*Work required:*
With the pictures omitted, write out the entries that follow exactly as they stand.

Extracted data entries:
*****

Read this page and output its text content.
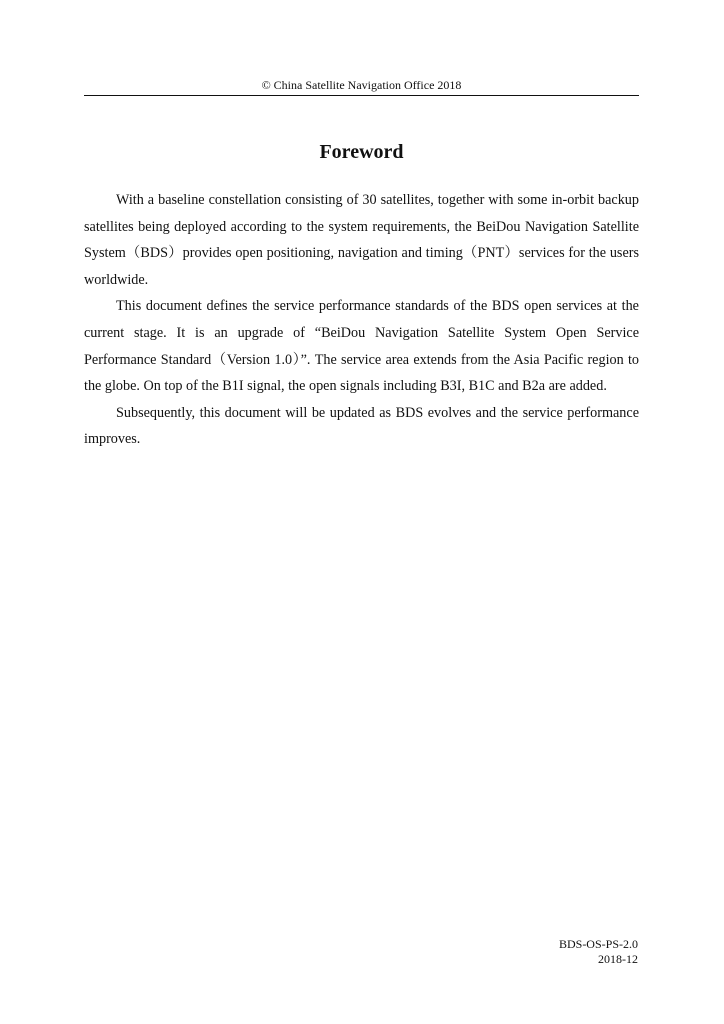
© China Satellite Navigation Office 2018
Foreword

With a baseline constellation consisting of 30 satellites, together with some in-orbit backup satellites being deployed according to the system requirements, the BeiDou Navigation Satellite System（BDS）provides open positioning, navigation and timing（PNT）services for the users worldwide.

This document defines the service performance standards of the BDS open services at the current stage. It is an upgrade of “BeiDou Navigation Satellite System Open Service Performance Standard（Version 1.0）”. The service area extends from the Asia Pacific region to the globe. On top of the B1I signal, the open signals including B3I, B1C and B2a are added.

Subsequently, this document will be updated as BDS evolves and the service performance improves.

BDS-OS-PS-2.0
2018-12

*****

*Answer to the task:*
Read this page and output its text content.
© China Satellite Navigation Office 2018
Foreword

With a baseline constellation consisting of 30 satellites, together with some in-orbit backup satellites being deployed according to the system requirements, the BeiDou Navigation Satellite System（BDS）provides open positioning, navigation and timing（PNT）services for the users worldwide.

This document defines the service performance standards of the BDS open services at the current stage. It is an upgrade of “BeiDou Navigation Satellite System Open Service Performance Standard（Version 1.0）”. The service area extends from the Asia Pacific region to the globe. On top of the B1I signal, the open signals including B3I, B1C and B2a are added.

Subsequently, this document will be updated as BDS evolves and the service performance improves.

BDS-OS-PS-2.0
2018-12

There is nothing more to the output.